**Instructions to follow:**
Transcribe the listing that follows in full, omitting pictures.

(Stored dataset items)
□ □ □ □ □
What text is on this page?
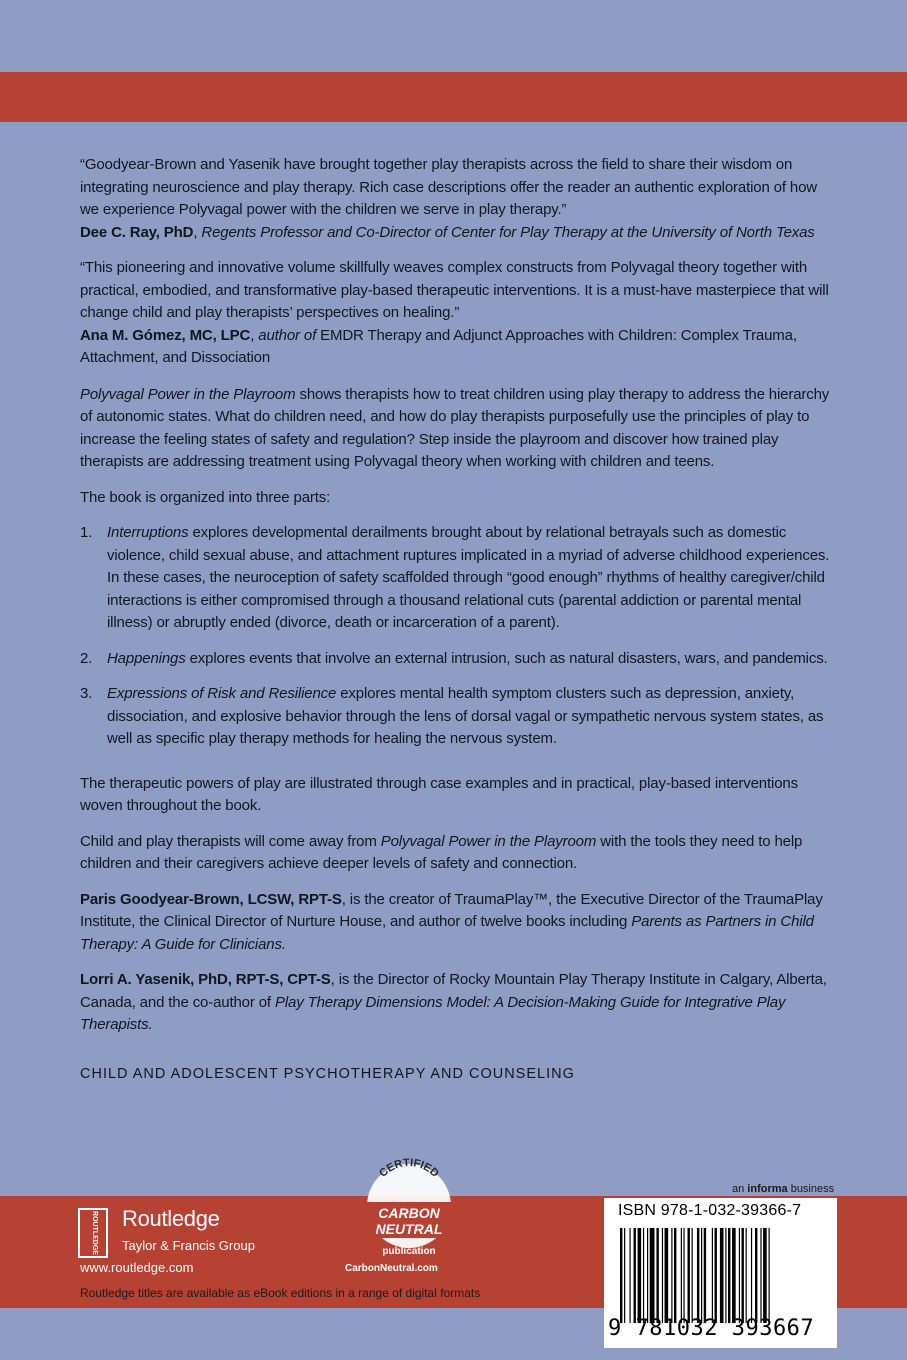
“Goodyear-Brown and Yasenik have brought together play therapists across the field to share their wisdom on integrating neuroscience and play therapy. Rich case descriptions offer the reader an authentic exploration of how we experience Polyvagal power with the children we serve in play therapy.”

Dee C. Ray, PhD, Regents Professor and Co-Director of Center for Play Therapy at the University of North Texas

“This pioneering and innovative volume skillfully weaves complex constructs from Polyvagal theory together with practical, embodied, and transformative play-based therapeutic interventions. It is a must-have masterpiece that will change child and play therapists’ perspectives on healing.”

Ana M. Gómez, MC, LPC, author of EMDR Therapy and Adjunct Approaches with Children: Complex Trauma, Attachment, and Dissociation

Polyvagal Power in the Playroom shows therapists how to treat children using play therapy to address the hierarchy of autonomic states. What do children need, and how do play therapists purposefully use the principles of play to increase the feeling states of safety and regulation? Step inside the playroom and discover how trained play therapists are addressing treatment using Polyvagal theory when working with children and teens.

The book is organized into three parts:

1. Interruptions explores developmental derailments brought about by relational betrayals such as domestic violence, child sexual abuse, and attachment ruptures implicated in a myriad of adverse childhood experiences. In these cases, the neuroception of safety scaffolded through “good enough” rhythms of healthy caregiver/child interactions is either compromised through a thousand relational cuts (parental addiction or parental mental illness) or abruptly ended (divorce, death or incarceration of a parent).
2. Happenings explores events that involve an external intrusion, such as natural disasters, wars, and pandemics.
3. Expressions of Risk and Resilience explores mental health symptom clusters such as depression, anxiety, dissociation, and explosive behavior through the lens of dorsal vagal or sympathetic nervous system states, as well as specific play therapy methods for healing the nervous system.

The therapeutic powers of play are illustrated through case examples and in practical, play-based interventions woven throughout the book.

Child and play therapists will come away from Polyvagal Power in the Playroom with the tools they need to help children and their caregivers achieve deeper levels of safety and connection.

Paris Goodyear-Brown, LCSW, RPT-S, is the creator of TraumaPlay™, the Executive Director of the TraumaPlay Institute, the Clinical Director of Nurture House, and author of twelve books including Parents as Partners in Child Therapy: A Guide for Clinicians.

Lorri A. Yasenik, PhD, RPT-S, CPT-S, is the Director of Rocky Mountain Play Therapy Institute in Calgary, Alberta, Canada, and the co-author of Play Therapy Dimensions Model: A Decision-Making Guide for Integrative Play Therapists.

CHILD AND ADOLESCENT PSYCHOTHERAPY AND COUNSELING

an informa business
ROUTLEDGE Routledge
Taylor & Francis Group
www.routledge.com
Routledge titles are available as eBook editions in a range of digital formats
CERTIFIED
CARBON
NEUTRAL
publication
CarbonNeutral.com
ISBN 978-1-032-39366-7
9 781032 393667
□ □ □ □ □
**Task solution:**
What text is on this page?
“Goodyear-Brown and Yasenik have brought together play therapists across the field to share their wisdom on integrating neuroscience and play therapy. Rich case descriptions offer the reader an authentic exploration of how we experience Polyvagal power with the children we serve in play therapy.”

Dee C. Ray, PhD, Regents Professor and Co-Director of Center for Play Therapy at the University of North Texas

“This pioneering and innovative volume skillfully weaves complex constructs from Polyvagal theory together with practical, embodied, and transformative play-based therapeutic interventions. It is a must-have masterpiece that will change child and play therapists’ perspectives on healing.”

Ana M. Gómez, MC, LPC, author of EMDR Therapy and Adjunct Approaches with Children: Complex Trauma, Attachment, and Dissociation

Polyvagal Power in the Playroom shows therapists how to treat children using play therapy to address the hierarchy of autonomic states. What do children need, and how do play therapists purposefully use the principles of play to increase the feeling states of safety and regulation? Step inside the playroom and discover how trained play therapists are addressing treatment using Polyvagal theory when working with children and teens.

The book is organized into three parts:

1. Interruptions explores developmental derailments brought about by relational betrayals such as domestic violence, child sexual abuse, and attachment ruptures implicated in a myriad of adverse childhood experiences. In these cases, the neuroception of safety scaffolded through “good enough” rhythms of healthy caregiver/child interactions is either compromised through a thousand relational cuts (parental addiction or parental mental illness) or abruptly ended (divorce, death or incarceration of a parent).
2. Happenings explores events that involve an external intrusion, such as natural disasters, wars, and pandemics.
3. Expressions of Risk and Resilience explores mental health symptom clusters such as depression, anxiety, dissociation, and explosive behavior through the lens of dorsal vagal or sympathetic nervous system states, as well as specific play therapy methods for healing the nervous system.

The therapeutic powers of play are illustrated through case examples and in practical, play-based interventions woven throughout the book.

Child and play therapists will come away from Polyvagal Power in the Playroom with the tools they need to help children and their caregivers achieve deeper levels of safety and connection.

Paris Goodyear-Brown, LCSW, RPT-S, is the creator of TraumaPlay™, the Executive Director of the TraumaPlay Institute, the Clinical Director of Nurture House, and author of twelve books including Parents as Partners in Child Therapy: A Guide for Clinicians.

Lorri A. Yasenik, PhD, RPT-S, CPT-S, is the Director of Rocky Mountain Play Therapy Institute in Calgary, Alberta, Canada, and the co-author of Play Therapy Dimensions Model: A Decision-Making Guide for Integrative Play Therapists.

CHILD AND ADOLESCENT PSYCHOTHERAPY AND COUNSELING

an informa business
ROUTLEDGE Routledge
Taylor & Francis Group
www.routledge.com
Routledge titles are available as eBook editions in a range of digital formats
CERTIFIED
CARBON
NEUTRAL
publication
CarbonNeutral.com
ISBN 978-1-032-39366-7
9 781032 393667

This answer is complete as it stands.